_EXERCISE OBJECTIVE:_ Retype the full set of records. Keep every character identical.

Data entries

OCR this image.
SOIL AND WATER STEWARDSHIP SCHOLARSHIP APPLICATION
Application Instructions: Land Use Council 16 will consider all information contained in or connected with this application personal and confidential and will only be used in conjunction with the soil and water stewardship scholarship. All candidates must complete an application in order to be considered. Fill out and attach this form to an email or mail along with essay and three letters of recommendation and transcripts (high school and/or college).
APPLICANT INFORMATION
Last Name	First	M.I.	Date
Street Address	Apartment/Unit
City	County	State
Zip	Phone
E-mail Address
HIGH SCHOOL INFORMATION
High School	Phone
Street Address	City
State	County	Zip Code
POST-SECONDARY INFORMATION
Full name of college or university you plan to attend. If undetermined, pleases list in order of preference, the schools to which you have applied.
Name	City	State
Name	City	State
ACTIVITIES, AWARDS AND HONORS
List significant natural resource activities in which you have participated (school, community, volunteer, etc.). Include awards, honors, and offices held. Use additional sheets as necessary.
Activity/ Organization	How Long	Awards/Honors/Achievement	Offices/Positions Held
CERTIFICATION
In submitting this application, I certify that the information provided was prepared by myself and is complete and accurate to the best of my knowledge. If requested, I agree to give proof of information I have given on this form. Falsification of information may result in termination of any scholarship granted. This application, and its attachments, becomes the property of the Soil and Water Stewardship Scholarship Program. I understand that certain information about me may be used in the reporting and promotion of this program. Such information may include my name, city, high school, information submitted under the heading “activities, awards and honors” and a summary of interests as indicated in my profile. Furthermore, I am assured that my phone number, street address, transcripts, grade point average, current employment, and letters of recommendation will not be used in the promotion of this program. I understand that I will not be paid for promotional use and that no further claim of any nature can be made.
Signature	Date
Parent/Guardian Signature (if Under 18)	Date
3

_WRITTEN SOLUTION:_
OCR this image.
SOIL AND WATER STEWARDSHIP SCHOLARSHIP APPLICATION
Application Instructions: Land Use Council 16 will consider all information contained in or connected with this application personal and confidential and will only be used in conjunction with the soil and water stewardship scholarship. All candidates must complete an application in order to be considered. Fill out and attach this form to an email or mail along with essay and three letters of recommendation and transcripts (high school and/or college).
APPLICANT INFORMATION
Last Name	First	M.I.	Date
Street Address	Apartment/Unit
City	County	State
Zip	Phone
E-mail Address
HIGH SCHOOL INFORMATION
High School	Phone
Street Address	City
State	County	Zip Code
POST-SECONDARY INFORMATION
Full name of college or university you plan to attend. If undetermined, pleases list in order of preference, the schools to which you have applied.
Name	City	State
Name	City	State
ACTIVITIES, AWARDS AND HONORS
List significant natural resource activities in which you have participated (school, community, volunteer, etc.). Include awards, honors, and offices held. Use additional sheets as necessary.
Activity/ Organization	How Long	Awards/Honors/Achievement	Offices/Positions Held
CERTIFICATION
In submitting this application, I certify that the information provided was prepared by myself and is complete and accurate to the best of my knowledge. If requested, I agree to give proof of information I have given on this form. Falsification of information may result in termination of any scholarship granted. This application, and its attachments, becomes the property of the Soil and Water Stewardship Scholarship Program. I understand that certain information about me may be used in the reporting and promotion of this program. Such information may include my name, city, high school, information submitted under the heading “activities, awards and honors” and a summary of interests as indicated in my profile. Furthermore, I am assured that my phone number, street address, transcripts, grade point average, current employment, and letters of recommendation will not be used in the promotion of this program. I understand that I will not be paid for promotional use and that no further claim of any nature can be made.
Signature	Date
Parent/Guardian Signature (if Under 18)	Date
3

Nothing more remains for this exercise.